**Data to use**:
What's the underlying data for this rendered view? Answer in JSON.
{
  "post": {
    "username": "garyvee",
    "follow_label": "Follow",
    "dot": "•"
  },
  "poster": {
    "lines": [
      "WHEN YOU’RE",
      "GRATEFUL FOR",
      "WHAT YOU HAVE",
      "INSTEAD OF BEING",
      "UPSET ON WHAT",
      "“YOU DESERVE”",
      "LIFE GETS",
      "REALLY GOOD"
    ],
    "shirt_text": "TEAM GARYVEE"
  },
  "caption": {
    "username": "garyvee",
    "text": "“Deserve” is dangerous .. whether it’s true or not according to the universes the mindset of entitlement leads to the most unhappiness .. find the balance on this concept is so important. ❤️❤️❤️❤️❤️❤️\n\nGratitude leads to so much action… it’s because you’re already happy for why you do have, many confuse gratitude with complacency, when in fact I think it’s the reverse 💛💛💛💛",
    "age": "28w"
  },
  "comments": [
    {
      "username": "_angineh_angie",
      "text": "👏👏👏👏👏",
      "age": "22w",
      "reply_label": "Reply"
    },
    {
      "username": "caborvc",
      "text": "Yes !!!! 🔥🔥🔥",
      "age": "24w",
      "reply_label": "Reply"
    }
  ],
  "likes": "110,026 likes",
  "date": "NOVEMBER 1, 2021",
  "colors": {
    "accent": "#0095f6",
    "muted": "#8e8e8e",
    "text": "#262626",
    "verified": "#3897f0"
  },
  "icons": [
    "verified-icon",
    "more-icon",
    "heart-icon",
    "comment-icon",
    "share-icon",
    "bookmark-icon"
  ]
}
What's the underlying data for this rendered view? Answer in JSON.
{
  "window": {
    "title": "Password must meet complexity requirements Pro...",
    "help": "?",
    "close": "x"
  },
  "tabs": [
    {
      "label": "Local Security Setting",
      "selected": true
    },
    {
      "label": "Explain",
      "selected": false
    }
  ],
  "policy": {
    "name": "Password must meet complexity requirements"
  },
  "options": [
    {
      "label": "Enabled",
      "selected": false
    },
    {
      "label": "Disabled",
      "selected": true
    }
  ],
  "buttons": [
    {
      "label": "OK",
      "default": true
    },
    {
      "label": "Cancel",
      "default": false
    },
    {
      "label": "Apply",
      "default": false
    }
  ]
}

**Aim**:
Extract every record and return it verbatim.

**Correct result**:
What's the underlying data for this rendered view? Answer in JSON.
{
  "post": {
    "username": "garyvee",
    "follow_label": "Follow",
    "dot": "•"
  },
  "poster": {
    "lines": [
      "WHEN YOU’RE",
      "GRATEFUL FOR",
      "WHAT YOU HAVE",
      "INSTEAD OF BEING",
      "UPSET ON WHAT",
      "“YOU DESERVE”",
      "LIFE GETS",
      "REALLY GOOD"
    ],
    "shirt_text": "TEAM GARYVEE"
  },
  "caption": {
    "username": "garyvee",
    "text": "“Deserve” is dangerous .. whether it’s true or not according to the universes the mindset of entitlement leads to the most unhappiness .. find the balance on this concept is so important. ❤️❤️❤️❤️❤️❤️\n\nGratitude leads to so much action… it’s because you’re already happy for why you do have, many confuse gratitude with complacency, when in fact I think it’s the reverse 💛💛💛💛",
    "age": "28w"
  },
  "comments": [
    {
      "username": "_angineh_angie",
      "text": "👏👏👏👏👏",
      "age": "22w",
      "reply_label": "Reply"
    },
    {
      "username": "caborvc",
      "text": "Yes !!!! 🔥🔥🔥",
      "age": "24w",
      "reply_label": "Reply"
    }
  ],
  "likes": "110,026 likes",
  "date": "NOVEMBER 1, 2021",
  "colors": {
    "accent": "#0095f6",
    "muted": "#8e8e8e",
    "text": "#262626",
    "verified": "#3897f0"
  },
  "icons": [
    "verified-icon",
    "more-icon",
    "heart-icon",
    "comment-icon",
    "share-icon",
    "bookmark-icon"
  ]
}
What's the underlying data for this rendered view? Answer in JSON.
{
  "window": {
    "title": "Password must meet complexity requirements Pro...",
    "help": "?",
    "close": "x"
  },
  "tabs": [
    {
      "label": "Local Security Setting",
      "selected": true
    },
    {
      "label": "Explain",
      "selected": false
    }
  ],
  "policy": {
    "name": "Password must meet complexity requirements"
  },
  "options": [
    {
      "label": "Enabled",
      "selected": false
    },
    {
      "label": "Disabled",
      "selected": true
    }
  ],
  "buttons": [
    {
      "label": "OK",
      "default": true
    },
    {
      "label": "Cancel",
      "default": false
    },
    {
      "label": "Apply",
      "default": false
    }
  ]
}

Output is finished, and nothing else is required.